#### [Supplied records]
--- Begin ---

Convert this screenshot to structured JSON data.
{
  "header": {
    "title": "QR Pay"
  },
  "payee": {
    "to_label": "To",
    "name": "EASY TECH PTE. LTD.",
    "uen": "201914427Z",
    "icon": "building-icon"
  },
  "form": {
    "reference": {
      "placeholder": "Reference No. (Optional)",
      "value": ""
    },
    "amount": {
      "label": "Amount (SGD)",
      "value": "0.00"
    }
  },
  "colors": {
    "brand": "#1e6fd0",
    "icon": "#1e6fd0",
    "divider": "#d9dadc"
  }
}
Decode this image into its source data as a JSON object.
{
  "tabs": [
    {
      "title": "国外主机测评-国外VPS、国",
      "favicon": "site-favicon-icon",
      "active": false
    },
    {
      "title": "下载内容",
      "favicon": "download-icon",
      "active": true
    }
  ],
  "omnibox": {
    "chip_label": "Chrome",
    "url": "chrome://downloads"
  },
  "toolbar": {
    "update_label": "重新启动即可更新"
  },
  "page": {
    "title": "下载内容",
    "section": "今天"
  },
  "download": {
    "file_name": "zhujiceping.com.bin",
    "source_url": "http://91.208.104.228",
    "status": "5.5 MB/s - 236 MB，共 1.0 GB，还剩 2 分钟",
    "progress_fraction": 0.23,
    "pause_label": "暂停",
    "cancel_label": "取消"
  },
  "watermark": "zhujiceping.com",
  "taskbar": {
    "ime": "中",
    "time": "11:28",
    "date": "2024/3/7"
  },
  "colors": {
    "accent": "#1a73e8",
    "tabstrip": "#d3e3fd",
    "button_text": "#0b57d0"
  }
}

--- End ---

Return all of the entries exactly as they were supplied.

Convert this screenshot to structured JSON data.
{
  "header": {
    "title": "QR Pay"
  },
  "payee": {
    "to_label": "To",
    "name": "EASY TECH PTE. LTD.",
    "uen": "201914427Z",
    "icon": "building-icon"
  },
  "form": {
    "reference": {
      "placeholder": "Reference No. (Optional)",
      "value": ""
    },
    "amount": {
      "label": "Amount (SGD)",
      "value": "0.00"
    }
  },
  "colors": {
    "brand": "#1e6fd0",
    "icon": "#1e6fd0",
    "divider": "#d9dadc"
  }
}
Decode this image into its source data as a JSON object.
{
  "tabs": [
    {
      "title": "国外主机测评-国外VPS、国",
      "favicon": "site-favicon-icon",
      "active": false
    },
    {
      "title": "下载内容",
      "favicon": "download-icon",
      "active": true
    }
  ],
  "omnibox": {
    "chip_label": "Chrome",
    "url": "chrome://downloads"
  },
  "toolbar": {
    "update_label": "重新启动即可更新"
  },
  "page": {
    "title": "下载内容",
    "section": "今天"
  },
  "download": {
    "file_name": "zhujiceping.com.bin",
    "source_url": "http://91.208.104.228",
    "status": "5.5 MB/s - 236 MB，共 1.0 GB，还剩 2 分钟",
    "progress_fraction": 0.23,
    "pause_label": "暂停",
    "cancel_label": "取消"
  },
  "watermark": "zhujiceping.com",
  "taskbar": {
    "ime": "中",
    "time": "11:28",
    "date": "2024/3/7"
  },
  "colors": {
    "accent": "#1a73e8",
    "tabstrip": "#d3e3fd",
    "button_text": "#0b57d0"
  }
}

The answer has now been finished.